STATED EXERCISE. Can you reproduce the data beneath, keeping every line exact?

DATASET ROWS.
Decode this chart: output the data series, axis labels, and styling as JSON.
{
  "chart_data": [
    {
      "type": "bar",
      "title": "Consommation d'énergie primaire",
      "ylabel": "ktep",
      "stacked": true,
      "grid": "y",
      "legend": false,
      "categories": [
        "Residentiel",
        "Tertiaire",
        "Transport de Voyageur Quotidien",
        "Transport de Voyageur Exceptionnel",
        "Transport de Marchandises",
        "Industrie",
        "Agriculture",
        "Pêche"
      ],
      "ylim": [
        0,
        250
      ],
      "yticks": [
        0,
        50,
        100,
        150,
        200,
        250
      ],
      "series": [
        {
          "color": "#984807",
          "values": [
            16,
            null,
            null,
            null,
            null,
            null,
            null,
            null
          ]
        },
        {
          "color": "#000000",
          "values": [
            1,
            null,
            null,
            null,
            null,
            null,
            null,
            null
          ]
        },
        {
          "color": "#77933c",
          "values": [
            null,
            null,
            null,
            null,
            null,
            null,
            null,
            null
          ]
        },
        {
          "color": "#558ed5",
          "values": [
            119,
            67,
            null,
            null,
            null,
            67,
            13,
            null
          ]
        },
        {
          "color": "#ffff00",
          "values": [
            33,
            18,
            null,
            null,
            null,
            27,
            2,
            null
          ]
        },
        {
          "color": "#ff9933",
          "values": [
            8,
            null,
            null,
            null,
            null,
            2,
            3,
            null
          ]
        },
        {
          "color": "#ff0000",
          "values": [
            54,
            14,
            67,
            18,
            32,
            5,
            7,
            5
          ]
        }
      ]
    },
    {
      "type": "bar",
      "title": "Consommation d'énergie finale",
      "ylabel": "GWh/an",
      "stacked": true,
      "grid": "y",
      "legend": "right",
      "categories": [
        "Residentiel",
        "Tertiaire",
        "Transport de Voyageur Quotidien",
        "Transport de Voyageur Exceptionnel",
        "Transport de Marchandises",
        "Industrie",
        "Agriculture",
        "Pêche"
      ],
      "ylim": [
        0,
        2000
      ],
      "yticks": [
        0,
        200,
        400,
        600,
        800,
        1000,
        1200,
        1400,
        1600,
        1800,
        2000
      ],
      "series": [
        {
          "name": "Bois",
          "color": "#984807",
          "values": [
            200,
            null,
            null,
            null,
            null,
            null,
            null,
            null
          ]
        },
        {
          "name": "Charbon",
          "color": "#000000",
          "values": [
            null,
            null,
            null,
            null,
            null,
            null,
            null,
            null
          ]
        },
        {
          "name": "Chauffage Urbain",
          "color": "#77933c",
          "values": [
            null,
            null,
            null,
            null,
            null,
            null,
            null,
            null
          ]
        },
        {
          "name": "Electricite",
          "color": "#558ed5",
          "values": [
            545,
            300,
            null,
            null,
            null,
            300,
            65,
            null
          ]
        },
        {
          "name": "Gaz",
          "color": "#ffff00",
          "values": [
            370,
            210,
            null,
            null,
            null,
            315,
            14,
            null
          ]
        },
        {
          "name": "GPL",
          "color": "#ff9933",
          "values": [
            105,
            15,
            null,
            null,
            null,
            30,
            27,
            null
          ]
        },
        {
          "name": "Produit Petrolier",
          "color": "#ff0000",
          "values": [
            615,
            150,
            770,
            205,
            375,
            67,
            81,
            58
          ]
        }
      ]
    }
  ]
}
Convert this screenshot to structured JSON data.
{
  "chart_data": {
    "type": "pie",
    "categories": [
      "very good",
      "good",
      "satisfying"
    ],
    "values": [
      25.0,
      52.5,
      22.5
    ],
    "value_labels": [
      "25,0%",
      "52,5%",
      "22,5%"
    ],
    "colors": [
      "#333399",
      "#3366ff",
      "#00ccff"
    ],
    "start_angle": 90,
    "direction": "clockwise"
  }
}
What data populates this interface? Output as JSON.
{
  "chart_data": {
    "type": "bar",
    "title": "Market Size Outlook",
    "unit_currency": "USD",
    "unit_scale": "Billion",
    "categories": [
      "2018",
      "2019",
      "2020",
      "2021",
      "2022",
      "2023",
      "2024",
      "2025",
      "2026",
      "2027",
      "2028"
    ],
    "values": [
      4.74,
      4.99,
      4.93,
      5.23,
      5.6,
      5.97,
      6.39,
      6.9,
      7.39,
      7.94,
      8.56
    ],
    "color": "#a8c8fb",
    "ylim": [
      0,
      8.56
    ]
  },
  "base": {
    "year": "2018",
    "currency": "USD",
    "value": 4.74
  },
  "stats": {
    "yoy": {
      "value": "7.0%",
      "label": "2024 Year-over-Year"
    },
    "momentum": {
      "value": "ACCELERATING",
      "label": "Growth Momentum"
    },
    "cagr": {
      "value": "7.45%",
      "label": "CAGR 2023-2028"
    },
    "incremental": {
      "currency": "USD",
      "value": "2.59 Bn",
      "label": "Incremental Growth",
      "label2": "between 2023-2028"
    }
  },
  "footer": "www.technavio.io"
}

EXERCISE RESPONSE.
Decode this chart: output the data series, axis labels, and styling as JSON.
{
  "chart_data": [
    {
      "type": "bar",
      "title": "Consommation d'énergie primaire",
      "ylabel": "ktep",
      "stacked": true,
      "grid": "y",
      "legend": false,
      "categories": [
        "Residentiel",
        "Tertiaire",
        "Transport de Voyageur Quotidien",
        "Transport de Voyageur Exceptionnel",
        "Transport de Marchandises",
        "Industrie",
        "Agriculture",
        "Pêche"
      ],
      "ylim": [
        0,
        250
      ],
      "yticks": [
        0,
        50,
        100,
        150,
        200,
        250
      ],
      "series": [
        {
          "color": "#984807",
          "values": [
            16,
            null,
            null,
            null,
            null,
            null,
            null,
            null
          ]
        },
        {
          "color": "#000000",
          "values": [
            1,
            null,
            null,
            null,
            null,
            null,
            null,
            null
          ]
        },
        {
          "color": "#77933c",
          "values": [
            null,
            null,
            null,
            null,
            null,
            null,
            null,
            null
          ]
        },
        {
          "color": "#558ed5",
          "values": [
            119,
            67,
            null,
            null,
            null,
            67,
            13,
            null
          ]
        },
        {
          "color": "#ffff00",
          "values": [
            33,
            18,
            null,
            null,
            null,
            27,
            2,
            null
          ]
        },
        {
          "color": "#ff9933",
          "values": [
            8,
            null,
            null,
            null,
            null,
            2,
            3,
            null
          ]
        },
        {
          "color": "#ff0000",
          "values": [
            54,
            14,
            67,
            18,
            32,
            5,
            7,
            5
          ]
        }
      ]
    },
    {
      "type": "bar",
      "title": "Consommation d'énergie finale",
      "ylabel": "GWh/an",
      "stacked": true,
      "grid": "y",
      "legend": "right",
      "categories": [
        "Residentiel",
        "Tertiaire",
        "Transport de Voyageur Quotidien",
        "Transport de Voyageur Exceptionnel",
        "Transport de Marchandises",
        "Industrie",
        "Agriculture",
        "Pêche"
      ],
      "ylim": [
        0,
        2000
      ],
      "yticks": [
        0,
        200,
        400,
        600,
        800,
        1000,
        1200,
        1400,
        1600,
        1800,
        2000
      ],
      "series": [
        {
          "name": "Bois",
          "color": "#984807",
          "values": [
            200,
            null,
            null,
            null,
            null,
            null,
            null,
            null
          ]
        },
        {
          "name": "Charbon",
          "color": "#000000",
          "values": [
            null,
            null,
            null,
            null,
            null,
            null,
            null,
            null
          ]
        },
        {
          "name": "Chauffage Urbain",
          "color": "#77933c",
          "values": [
            null,
            null,
            null,
            null,
            null,
            null,
            null,
            null
          ]
        },
        {
          "name": "Electricite",
          "color": "#558ed5",
          "values": [
            545,
            300,
            null,
            null,
            null,
            300,
            65,
            null
          ]
        },
        {
          "name": "Gaz",
          "color": "#ffff00",
          "values": [
            370,
            210,
            null,
            null,
            null,
            315,
            14,
            null
          ]
        },
        {
          "name": "GPL",
          "color": "#ff9933",
          "values": [
            105,
            15,
            null,
            null,
            null,
            30,
            27,
            null
          ]
        },
        {
          "name": "Produit Petrolier",
          "color": "#ff0000",
          "values": [
            615,
            150,
            770,
            205,
            375,
            67,
            81,
            58
          ]
        }
      ]
    }
  ]
}
Convert this screenshot to structured JSON data.
{
  "chart_data": {
    "type": "pie",
    "categories": [
      "very good",
      "good",
      "satisfying"
    ],
    "values": [
      25.0,
      52.5,
      22.5
    ],
    "value_labels": [
      "25,0%",
      "52,5%",
      "22,5%"
    ],
    "colors": [
      "#333399",
      "#3366ff",
      "#00ccff"
    ],
    "start_angle": 90,
    "direction": "clockwise"
  }
}
What data populates this interface? Output as JSON.
{
  "chart_data": {
    "type": "bar",
    "title": "Market Size Outlook",
    "unit_currency": "USD",
    "unit_scale": "Billion",
    "categories": [
      "2018",
      "2019",
      "2020",
      "2021",
      "2022",
      "2023",
      "2024",
      "2025",
      "2026",
      "2027",
      "2028"
    ],
    "values": [
      4.74,
      4.99,
      4.93,
      5.23,
      5.6,
      5.97,
      6.39,
      6.9,
      7.39,
      7.94,
      8.56
    ],
    "color": "#a8c8fb",
    "ylim": [
      0,
      8.56
    ]
  },
  "base": {
    "year": "2018",
    "currency": "USD",
    "value": 4.74
  },
  "stats": {
    "yoy": {
      "value": "7.0%",
      "label": "2024 Year-over-Year"
    },
    "momentum": {
      "value": "ACCELERATING",
      "label": "Growth Momentum"
    },
    "cagr": {
      "value": "7.45%",
      "label": "CAGR 2023-2028"
    },
    "incremental": {
      "currency": "USD",
      "value": "2.59 Bn",
      "label": "Incremental Growth",
      "label2": "between 2023-2028"
    }
  },
  "footer": "www.technavio.io"
}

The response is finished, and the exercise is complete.